● **Data for the task**:
┌──
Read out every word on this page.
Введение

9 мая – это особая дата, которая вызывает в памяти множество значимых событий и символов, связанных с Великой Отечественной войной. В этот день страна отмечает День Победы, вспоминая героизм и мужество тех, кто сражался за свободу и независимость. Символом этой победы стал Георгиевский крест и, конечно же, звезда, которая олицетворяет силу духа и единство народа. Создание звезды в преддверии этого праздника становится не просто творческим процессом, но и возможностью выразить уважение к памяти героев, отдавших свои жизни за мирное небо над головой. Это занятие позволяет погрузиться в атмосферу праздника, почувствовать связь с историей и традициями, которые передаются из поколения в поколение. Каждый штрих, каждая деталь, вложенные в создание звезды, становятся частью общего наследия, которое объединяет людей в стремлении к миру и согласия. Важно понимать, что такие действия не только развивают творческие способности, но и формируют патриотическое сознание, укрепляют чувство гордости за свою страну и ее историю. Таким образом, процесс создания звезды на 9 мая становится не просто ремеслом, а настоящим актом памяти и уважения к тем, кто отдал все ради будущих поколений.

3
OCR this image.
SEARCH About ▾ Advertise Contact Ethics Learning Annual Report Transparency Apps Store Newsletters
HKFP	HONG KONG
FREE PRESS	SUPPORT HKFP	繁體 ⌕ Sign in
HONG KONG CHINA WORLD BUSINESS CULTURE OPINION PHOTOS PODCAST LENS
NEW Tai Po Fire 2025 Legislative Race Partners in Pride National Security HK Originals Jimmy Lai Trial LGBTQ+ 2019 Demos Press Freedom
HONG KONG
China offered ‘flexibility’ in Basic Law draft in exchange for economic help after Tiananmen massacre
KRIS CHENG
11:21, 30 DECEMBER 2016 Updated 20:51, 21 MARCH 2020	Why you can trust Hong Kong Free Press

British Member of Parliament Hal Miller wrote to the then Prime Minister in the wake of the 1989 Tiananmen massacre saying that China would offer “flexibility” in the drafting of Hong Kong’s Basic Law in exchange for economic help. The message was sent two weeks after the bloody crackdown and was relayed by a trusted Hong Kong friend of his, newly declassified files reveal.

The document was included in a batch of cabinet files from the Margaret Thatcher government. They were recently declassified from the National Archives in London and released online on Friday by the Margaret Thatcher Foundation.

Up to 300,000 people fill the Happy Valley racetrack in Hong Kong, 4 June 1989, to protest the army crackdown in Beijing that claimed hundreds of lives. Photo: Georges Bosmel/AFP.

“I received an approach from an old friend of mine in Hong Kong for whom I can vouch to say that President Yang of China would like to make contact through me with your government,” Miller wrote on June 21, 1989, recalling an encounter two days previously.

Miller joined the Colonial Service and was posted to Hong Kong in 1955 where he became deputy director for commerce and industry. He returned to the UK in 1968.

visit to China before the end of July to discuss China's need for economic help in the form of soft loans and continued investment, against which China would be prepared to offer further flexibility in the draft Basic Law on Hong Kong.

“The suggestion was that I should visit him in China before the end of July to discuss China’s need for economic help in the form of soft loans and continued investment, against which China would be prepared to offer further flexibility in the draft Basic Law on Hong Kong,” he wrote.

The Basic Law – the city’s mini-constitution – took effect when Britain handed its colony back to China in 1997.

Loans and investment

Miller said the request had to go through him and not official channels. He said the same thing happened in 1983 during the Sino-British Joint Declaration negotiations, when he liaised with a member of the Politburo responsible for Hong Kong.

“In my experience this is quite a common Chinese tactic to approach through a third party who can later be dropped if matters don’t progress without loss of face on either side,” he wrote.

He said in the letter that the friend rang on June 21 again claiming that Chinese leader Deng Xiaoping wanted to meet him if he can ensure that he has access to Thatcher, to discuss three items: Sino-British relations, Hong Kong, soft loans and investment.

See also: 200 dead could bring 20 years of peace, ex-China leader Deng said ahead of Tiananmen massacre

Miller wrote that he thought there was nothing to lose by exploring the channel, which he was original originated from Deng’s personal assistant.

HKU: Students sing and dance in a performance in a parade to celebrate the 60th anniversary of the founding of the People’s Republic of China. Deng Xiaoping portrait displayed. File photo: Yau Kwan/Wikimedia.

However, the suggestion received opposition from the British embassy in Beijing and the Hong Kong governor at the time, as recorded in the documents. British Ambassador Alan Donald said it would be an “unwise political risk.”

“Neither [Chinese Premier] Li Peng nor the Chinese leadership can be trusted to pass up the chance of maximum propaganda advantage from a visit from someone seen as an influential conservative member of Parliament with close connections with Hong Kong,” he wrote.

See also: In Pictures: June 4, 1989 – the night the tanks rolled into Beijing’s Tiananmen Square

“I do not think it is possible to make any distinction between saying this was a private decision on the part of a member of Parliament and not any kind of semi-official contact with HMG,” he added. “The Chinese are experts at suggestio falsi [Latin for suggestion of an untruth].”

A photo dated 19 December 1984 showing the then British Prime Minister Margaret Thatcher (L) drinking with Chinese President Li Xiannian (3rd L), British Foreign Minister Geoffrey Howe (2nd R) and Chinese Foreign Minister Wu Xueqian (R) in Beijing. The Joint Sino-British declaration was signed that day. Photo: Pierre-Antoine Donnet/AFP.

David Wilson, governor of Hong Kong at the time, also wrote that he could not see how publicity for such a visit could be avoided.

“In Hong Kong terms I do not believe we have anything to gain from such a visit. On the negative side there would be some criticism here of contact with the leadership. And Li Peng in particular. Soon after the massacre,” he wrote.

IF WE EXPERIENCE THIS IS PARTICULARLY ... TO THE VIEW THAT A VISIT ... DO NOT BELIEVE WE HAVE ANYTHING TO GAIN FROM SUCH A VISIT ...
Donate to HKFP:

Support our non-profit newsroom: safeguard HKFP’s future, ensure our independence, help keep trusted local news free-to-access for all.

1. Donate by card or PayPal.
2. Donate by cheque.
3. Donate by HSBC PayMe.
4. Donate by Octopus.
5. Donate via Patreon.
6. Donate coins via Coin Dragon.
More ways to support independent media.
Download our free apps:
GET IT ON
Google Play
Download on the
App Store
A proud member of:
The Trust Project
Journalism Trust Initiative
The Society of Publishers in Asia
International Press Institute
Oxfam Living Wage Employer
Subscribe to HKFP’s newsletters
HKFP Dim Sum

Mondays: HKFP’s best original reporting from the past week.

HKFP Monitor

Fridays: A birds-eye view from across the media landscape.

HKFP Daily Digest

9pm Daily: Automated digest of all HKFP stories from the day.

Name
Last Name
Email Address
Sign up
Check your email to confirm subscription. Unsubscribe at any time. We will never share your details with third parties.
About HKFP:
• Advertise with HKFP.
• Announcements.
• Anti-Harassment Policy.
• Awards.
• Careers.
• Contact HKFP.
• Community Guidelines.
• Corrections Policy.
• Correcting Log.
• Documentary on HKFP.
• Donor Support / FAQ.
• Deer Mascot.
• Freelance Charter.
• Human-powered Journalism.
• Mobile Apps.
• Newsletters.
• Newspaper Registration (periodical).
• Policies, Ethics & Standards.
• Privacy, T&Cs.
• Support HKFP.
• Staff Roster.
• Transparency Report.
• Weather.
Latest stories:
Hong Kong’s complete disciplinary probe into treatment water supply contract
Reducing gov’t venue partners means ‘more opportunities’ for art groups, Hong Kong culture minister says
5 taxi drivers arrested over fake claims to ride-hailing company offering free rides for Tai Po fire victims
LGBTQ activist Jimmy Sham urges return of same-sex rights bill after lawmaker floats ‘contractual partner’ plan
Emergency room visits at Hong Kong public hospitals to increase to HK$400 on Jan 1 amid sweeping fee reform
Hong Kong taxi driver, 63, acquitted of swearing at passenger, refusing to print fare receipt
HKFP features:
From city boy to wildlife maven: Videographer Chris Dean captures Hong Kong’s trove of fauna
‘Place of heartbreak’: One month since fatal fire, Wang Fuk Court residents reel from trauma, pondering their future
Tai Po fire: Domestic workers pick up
└──
┌──
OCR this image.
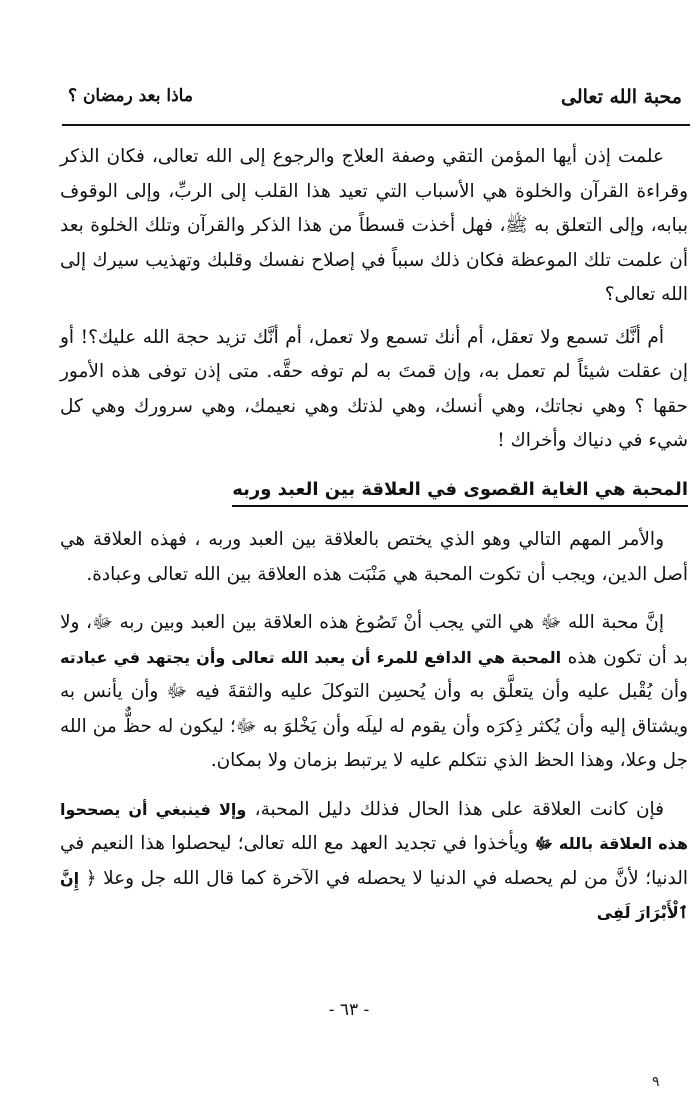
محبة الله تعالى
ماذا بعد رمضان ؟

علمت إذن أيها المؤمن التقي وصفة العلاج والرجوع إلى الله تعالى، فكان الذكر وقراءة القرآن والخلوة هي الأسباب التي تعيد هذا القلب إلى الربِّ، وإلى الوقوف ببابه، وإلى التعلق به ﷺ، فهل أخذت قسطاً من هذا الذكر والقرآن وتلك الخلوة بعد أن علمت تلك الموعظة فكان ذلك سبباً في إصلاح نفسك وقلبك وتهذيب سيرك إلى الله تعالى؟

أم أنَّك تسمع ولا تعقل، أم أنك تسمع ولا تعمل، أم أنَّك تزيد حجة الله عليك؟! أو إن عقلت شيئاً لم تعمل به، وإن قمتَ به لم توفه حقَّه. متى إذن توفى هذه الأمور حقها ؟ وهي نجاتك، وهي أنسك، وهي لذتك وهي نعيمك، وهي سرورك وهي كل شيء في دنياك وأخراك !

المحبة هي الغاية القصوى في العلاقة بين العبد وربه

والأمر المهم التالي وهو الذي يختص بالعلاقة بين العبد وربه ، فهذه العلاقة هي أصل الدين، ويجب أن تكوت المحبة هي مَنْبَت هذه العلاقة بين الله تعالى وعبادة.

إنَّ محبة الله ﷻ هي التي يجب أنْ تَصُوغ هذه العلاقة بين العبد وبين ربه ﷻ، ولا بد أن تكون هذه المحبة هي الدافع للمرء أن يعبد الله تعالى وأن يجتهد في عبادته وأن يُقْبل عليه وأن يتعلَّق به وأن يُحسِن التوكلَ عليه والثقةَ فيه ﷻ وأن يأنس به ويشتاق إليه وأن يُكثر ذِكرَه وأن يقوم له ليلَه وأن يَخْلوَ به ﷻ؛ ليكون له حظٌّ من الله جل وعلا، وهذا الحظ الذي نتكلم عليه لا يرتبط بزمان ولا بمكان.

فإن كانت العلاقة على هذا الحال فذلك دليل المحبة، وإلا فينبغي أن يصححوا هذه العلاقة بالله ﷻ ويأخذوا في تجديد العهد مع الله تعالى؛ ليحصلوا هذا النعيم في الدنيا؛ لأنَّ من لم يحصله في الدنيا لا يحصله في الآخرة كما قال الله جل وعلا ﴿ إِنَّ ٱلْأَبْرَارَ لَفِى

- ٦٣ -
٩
└──
┌──
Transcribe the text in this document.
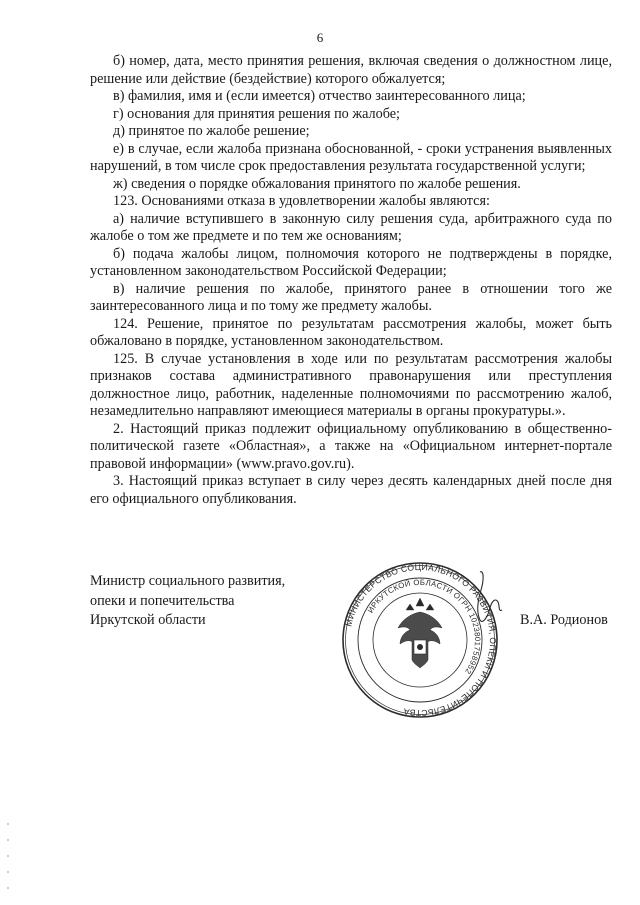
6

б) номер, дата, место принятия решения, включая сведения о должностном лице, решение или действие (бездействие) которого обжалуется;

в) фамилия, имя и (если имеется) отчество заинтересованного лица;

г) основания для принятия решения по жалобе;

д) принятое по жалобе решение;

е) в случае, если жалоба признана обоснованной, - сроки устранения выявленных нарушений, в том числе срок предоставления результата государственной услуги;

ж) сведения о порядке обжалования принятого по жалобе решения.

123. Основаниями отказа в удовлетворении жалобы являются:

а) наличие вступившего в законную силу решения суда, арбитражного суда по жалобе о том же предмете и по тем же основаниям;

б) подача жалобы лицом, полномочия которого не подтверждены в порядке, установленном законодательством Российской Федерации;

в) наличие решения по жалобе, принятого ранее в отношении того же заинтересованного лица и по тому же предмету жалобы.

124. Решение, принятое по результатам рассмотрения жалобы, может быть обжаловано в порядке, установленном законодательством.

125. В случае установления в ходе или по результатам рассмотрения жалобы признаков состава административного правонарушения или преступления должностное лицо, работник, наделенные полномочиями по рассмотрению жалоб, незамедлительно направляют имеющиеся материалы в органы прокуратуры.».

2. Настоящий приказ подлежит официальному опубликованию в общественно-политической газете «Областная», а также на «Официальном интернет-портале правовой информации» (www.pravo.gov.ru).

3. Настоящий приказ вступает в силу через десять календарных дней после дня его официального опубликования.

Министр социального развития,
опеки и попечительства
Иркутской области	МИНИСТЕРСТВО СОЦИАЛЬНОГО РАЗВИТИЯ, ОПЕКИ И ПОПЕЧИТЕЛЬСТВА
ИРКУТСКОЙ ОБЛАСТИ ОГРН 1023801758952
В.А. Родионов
└──
● **Exercise aim**: Within the material above, find the lines that contain the word "your"; copy them.

● **Final answer**:
“I received an approach from an old friend of mine in Hong Kong for whom I can vouch to say that President Yang of China would like to make contact through me with your government,” Miller wrote on June 21, 1989, recalling an encounter two days previously.
Check your email to confirm subscription. Unsubscribe at any time. We will never share your details with third parties.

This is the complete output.